Exercise details: Please give the listing again in its entirety, exactly as written.

Supplied records:
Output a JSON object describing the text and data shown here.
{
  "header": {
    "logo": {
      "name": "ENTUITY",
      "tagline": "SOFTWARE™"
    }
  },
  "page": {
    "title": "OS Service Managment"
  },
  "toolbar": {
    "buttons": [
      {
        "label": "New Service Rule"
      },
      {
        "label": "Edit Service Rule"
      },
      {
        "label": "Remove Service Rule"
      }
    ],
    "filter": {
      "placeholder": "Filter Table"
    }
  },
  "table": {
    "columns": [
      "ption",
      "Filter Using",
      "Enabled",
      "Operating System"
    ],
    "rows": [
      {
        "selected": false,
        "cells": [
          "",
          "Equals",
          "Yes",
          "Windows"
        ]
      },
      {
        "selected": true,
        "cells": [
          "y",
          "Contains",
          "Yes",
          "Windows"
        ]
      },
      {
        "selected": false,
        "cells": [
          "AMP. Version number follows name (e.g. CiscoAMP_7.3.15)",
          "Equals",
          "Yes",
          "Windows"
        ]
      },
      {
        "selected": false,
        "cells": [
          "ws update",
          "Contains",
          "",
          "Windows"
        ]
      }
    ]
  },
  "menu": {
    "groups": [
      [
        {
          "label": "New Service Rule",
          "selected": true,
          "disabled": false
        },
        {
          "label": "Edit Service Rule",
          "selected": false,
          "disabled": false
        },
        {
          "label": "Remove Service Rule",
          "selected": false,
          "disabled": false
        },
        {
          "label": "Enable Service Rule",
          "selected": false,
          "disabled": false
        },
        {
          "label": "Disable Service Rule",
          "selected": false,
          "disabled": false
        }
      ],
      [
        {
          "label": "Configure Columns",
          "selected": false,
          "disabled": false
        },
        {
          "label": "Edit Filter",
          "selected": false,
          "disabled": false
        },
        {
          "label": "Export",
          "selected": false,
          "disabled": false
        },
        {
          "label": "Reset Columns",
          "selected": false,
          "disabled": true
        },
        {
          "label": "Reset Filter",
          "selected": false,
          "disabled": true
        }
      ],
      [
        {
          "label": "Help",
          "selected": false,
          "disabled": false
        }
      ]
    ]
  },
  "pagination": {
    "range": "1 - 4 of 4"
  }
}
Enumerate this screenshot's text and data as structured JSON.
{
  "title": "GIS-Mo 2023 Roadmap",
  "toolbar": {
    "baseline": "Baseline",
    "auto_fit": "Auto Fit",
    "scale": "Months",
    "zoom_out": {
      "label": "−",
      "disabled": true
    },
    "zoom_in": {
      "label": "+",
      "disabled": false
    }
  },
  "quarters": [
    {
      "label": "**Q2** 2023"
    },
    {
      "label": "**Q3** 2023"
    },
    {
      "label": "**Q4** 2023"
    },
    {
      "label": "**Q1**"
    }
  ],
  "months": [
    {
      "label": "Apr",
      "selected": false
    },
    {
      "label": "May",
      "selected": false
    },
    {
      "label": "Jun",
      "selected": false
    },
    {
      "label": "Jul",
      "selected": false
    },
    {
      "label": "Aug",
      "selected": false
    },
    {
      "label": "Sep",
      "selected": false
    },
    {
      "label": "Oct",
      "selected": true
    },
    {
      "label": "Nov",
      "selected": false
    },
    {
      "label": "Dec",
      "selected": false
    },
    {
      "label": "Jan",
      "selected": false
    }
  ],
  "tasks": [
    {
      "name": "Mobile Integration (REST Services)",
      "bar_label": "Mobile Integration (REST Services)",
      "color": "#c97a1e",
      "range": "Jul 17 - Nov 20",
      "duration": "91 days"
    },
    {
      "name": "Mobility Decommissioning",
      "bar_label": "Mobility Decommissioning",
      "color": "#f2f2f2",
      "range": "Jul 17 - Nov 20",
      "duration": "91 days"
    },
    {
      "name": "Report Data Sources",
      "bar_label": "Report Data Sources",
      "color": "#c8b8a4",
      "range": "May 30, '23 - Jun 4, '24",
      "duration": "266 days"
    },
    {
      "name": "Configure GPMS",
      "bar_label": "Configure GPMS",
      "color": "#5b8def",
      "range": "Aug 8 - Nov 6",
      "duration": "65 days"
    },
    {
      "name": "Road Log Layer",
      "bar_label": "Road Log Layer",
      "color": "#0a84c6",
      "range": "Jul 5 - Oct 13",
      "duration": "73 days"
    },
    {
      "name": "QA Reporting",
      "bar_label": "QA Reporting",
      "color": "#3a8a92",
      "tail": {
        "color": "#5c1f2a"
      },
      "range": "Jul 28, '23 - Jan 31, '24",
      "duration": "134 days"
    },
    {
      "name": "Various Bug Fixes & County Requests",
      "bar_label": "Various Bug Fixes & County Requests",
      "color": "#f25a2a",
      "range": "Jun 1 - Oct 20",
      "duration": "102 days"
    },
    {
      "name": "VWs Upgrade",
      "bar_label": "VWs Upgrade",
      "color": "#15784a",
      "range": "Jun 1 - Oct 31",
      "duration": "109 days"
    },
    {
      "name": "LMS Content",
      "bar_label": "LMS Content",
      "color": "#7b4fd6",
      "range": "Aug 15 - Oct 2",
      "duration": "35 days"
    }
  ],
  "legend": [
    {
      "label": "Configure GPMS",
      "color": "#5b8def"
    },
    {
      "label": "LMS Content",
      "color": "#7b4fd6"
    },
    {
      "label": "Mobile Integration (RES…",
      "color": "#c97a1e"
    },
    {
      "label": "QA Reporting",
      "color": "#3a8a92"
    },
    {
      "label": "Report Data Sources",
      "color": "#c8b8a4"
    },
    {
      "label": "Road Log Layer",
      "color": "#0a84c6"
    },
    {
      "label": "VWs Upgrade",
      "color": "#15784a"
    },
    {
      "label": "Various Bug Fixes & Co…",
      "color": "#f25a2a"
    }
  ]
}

Written answer:
Output a JSON object describing the text and data shown here.
{
  "header": {
    "logo": {
      "name": "ENTUITY",
      "tagline": "SOFTWARE™"
    }
  },
  "page": {
    "title": "OS Service Managment"
  },
  "toolbar": {
    "buttons": [
      {
        "label": "New Service Rule"
      },
      {
        "label": "Edit Service Rule"
      },
      {
        "label": "Remove Service Rule"
      }
    ],
    "filter": {
      "placeholder": "Filter Table"
    }
  },
  "table": {
    "columns": [
      "ption",
      "Filter Using",
      "Enabled",
      "Operating System"
    ],
    "rows": [
      {
        "selected": false,
        "cells": [
          "",
          "Equals",
          "Yes",
          "Windows"
        ]
      },
      {
        "selected": true,
        "cells": [
          "y",
          "Contains",
          "Yes",
          "Windows"
        ]
      },
      {
        "selected": false,
        "cells": [
          "AMP. Version number follows name (e.g. CiscoAMP_7.3.15)",
          "Equals",
          "Yes",
          "Windows"
        ]
      },
      {
        "selected": false,
        "cells": [
          "ws update",
          "Contains",
          "",
          "Windows"
        ]
      }
    ]
  },
  "menu": {
    "groups": [
      [
        {
          "label": "New Service Rule",
          "selected": true,
          "disabled": false
        },
        {
          "label": "Edit Service Rule",
          "selected": false,
          "disabled": false
        },
        {
          "label": "Remove Service Rule",
          "selected": false,
          "disabled": false
        },
        {
          "label": "Enable Service Rule",
          "selected": false,
          "disabled": false
        },
        {
          "label": "Disable Service Rule",
          "selected": false,
          "disabled": false
        }
      ],
      [
        {
          "label": "Configure Columns",
          "selected": false,
          "disabled": false
        },
        {
          "label": "Edit Filter",
          "selected": false,
          "disabled": false
        },
        {
          "label": "Export",
          "selected": false,
          "disabled": false
        },
        {
          "label": "Reset Columns",
          "selected": false,
          "disabled": true
        },
        {
          "label": "Reset Filter",
          "selected": false,
          "disabled": true
        }
      ],
      [
        {
          "label": "Help",
          "selected": false,
          "disabled": false
        }
      ]
    ]
  },
  "pagination": {
    "range": "1 - 4 of 4"
  }
}
Enumerate this screenshot's text and data as structured JSON.
{
  "title": "GIS-Mo 2023 Roadmap",
  "toolbar": {
    "baseline": "Baseline",
    "auto_fit": "Auto Fit",
    "scale": "Months",
    "zoom_out": {
      "label": "−",
      "disabled": true
    },
    "zoom_in": {
      "label": "+",
      "disabled": false
    }
  },
  "quarters": [
    {
      "label": "**Q2** 2023"
    },
    {
      "label": "**Q3** 2023"
    },
    {
      "label": "**Q4** 2023"
    },
    {
      "label": "**Q1**"
    }
  ],
  "months": [
    {
      "label": "Apr",
      "selected": false
    },
    {
      "label": "May",
      "selected": false
    },
    {
      "label": "Jun",
      "selected": false
    },
    {
      "label": "Jul",
      "selected": false
    },
    {
      "label": "Aug",
      "selected": false
    },
    {
      "label": "Sep",
      "selected": false
    },
    {
      "label": "Oct",
      "selected": true
    },
    {
      "label": "Nov",
      "selected": false
    },
    {
      "label": "Dec",
      "selected": false
    },
    {
      "label": "Jan",
      "selected": false
    }
  ],
  "tasks": [
    {
      "name": "Mobile Integration (REST Services)",
      "bar_label": "Mobile Integration (REST Services)",
      "color": "#c97a1e",
      "range": "Jul 17 - Nov 20",
      "duration": "91 days"
    },
    {
      "name": "Mobility Decommissioning",
      "bar_label": "Mobility Decommissioning",
      "color": "#f2f2f2",
      "range": "Jul 17 - Nov 20",
      "duration": "91 days"
    },
    {
      "name": "Report Data Sources",
      "bar_label": "Report Data Sources",
      "color": "#c8b8a4",
      "range": "May 30, '23 - Jun 4, '24",
      "duration": "266 days"
    },
    {
      "name": "Configure GPMS",
      "bar_label": "Configure GPMS",
      "color": "#5b8def",
      "range": "Aug 8 - Nov 6",
      "duration": "65 days"
    },
    {
      "name": "Road Log Layer",
      "bar_label": "Road Log Layer",
      "color": "#0a84c6",
      "range": "Jul 5 - Oct 13",
      "duration": "73 days"
    },
    {
      "name": "QA Reporting",
      "bar_label": "QA Reporting",
      "color": "#3a8a92",
      "tail": {
        "color": "#5c1f2a"
      },
      "range": "Jul 28, '23 - Jan 31, '24",
      "duration": "134 days"
    },
    {
      "name": "Various Bug Fixes & County Requests",
      "bar_label": "Various Bug Fixes & County Requests",
      "color": "#f25a2a",
      "range": "Jun 1 - Oct 20",
      "duration": "102 days"
    },
    {
      "name": "VWs Upgrade",
      "bar_label": "VWs Upgrade",
      "color": "#15784a",
      "range": "Jun 1 - Oct 31",
      "duration": "109 days"
    },
    {
      "name": "LMS Content",
      "bar_label": "LMS Content",
      "color": "#7b4fd6",
      "range": "Aug 15 - Oct 2",
      "duration": "35 days"
    }
  ],
  "legend": [
    {
      "label": "Configure GPMS",
      "color": "#5b8def"
    },
    {
      "label": "LMS Content",
      "color": "#7b4fd6"
    },
    {
      "label": "Mobile Integration (RES…",
      "color": "#c97a1e"
    },
    {
      "label": "QA Reporting",
      "color": "#3a8a92"
    },
    {
      "label": "Report Data Sources",
      "color": "#c8b8a4"
    },
    {
      "label": "Road Log Layer",
      "color": "#0a84c6"
    },
    {
      "label": "VWs Upgrade",
      "color": "#15784a"
    },
    {
      "label": "Various Bug Fixes & Co…",
      "color": "#f25a2a"
    }
  ]
}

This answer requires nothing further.